* [What the task asks]: Which lines in the items below contain the string "degree"? Return each of those lines in full.

* [Exercise materials]:
_____

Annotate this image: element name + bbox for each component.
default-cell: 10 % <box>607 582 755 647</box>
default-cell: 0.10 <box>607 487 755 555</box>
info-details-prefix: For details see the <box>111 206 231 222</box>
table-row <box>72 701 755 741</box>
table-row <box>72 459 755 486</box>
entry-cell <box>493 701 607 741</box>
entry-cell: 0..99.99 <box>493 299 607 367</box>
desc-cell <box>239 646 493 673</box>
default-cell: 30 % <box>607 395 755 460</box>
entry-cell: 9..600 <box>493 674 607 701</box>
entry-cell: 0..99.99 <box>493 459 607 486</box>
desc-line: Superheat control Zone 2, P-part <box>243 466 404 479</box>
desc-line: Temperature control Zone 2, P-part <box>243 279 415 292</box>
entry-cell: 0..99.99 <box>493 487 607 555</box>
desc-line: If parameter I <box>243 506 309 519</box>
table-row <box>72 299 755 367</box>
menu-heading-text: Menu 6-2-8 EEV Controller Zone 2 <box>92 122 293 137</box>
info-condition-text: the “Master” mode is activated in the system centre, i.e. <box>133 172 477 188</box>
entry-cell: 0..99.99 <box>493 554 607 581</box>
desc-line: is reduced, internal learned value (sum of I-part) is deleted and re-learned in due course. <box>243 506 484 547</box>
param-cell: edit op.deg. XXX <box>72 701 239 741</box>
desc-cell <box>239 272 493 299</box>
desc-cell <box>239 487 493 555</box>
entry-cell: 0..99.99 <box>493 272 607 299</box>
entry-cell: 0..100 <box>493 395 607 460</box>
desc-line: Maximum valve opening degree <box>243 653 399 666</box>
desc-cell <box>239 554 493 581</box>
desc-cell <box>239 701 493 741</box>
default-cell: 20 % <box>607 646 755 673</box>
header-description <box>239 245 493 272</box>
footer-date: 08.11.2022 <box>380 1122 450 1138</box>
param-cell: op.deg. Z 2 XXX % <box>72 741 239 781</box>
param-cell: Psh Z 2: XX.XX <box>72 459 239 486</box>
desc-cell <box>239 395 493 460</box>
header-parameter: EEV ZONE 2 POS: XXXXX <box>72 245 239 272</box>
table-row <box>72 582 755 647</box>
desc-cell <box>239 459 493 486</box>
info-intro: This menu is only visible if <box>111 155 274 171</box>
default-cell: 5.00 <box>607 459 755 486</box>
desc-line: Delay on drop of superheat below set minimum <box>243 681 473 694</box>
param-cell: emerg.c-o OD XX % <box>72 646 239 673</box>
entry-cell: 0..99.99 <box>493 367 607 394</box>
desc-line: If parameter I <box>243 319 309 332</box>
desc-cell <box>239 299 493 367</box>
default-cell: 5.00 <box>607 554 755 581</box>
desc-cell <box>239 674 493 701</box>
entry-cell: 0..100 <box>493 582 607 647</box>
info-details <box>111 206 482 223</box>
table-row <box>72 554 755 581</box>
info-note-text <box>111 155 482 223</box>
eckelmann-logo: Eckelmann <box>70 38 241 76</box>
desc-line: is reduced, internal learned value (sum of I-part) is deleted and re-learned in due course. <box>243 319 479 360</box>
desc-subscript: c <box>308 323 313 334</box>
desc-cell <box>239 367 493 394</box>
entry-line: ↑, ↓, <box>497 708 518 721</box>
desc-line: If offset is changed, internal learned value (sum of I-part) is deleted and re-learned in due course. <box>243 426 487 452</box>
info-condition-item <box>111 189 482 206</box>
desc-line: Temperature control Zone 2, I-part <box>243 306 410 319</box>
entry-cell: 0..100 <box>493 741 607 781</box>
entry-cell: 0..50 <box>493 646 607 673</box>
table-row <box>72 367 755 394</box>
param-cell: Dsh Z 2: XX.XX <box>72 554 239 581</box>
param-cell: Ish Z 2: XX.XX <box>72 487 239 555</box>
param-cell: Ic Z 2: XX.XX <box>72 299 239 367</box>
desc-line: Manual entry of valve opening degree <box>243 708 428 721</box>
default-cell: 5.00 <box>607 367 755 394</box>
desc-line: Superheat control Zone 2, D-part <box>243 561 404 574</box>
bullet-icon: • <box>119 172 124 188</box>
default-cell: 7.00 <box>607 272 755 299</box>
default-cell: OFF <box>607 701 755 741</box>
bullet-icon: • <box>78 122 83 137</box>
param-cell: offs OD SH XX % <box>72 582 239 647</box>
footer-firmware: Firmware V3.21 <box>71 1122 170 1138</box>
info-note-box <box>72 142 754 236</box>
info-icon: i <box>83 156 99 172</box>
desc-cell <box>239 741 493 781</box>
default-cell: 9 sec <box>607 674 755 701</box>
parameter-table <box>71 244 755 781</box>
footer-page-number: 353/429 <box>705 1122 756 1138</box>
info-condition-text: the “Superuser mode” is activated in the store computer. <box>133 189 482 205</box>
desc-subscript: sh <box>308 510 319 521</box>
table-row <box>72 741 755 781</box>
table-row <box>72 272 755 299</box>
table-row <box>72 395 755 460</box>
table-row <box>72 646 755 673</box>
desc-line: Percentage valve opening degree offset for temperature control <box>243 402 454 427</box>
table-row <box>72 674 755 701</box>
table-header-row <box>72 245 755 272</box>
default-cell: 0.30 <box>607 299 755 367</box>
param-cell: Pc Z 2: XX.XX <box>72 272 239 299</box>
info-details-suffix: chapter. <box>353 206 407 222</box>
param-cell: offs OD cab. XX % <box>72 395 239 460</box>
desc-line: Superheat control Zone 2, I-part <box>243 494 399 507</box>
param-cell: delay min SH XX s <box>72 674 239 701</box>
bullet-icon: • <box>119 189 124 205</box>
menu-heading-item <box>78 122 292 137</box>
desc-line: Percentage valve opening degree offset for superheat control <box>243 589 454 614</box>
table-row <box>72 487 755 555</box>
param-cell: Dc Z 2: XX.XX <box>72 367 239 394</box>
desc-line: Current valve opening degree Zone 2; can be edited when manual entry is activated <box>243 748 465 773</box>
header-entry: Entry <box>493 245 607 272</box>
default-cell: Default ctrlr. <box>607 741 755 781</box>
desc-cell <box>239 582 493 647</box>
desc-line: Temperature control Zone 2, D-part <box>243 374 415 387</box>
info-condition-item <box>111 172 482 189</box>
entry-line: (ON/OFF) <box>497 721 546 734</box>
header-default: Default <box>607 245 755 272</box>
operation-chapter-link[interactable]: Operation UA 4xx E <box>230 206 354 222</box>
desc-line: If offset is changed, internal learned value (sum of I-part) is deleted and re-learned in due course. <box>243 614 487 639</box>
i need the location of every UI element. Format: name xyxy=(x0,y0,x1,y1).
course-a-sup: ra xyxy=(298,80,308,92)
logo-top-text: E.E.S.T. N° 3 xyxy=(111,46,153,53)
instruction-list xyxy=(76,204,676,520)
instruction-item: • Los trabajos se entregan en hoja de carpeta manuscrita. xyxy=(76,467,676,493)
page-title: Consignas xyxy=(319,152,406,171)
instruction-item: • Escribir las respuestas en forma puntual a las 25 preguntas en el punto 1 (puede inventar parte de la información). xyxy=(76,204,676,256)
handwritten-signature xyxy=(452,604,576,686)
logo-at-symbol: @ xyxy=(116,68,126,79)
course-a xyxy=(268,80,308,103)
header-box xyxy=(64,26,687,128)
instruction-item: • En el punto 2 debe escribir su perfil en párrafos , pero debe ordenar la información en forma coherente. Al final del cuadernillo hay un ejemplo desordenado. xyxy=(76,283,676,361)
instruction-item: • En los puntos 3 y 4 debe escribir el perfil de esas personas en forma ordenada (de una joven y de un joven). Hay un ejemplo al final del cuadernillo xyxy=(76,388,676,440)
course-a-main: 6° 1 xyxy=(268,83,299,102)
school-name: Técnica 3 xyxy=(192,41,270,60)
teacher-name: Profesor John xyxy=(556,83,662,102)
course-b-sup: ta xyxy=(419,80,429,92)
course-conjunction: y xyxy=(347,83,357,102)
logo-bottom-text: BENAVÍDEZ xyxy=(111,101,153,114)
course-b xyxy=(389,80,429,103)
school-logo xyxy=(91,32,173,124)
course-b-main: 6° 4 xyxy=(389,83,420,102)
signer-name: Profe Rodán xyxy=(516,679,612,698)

_____

* [Written answer]:
desc-line: Maximum valve opening degree <box>243 653 399 666</box>
desc-line: Manual entry of valve opening degree <box>243 708 428 721</box>
desc-line: Percentage valve opening degree offset for temperature control <box>243 402 454 427</box>
desc-line: Percentage valve opening degree offset for superheat control <box>243 589 454 614</box>
desc-line: Current valve opening degree Zone 2; can be edited when manual entry is activated <box>243 748 465 773</box>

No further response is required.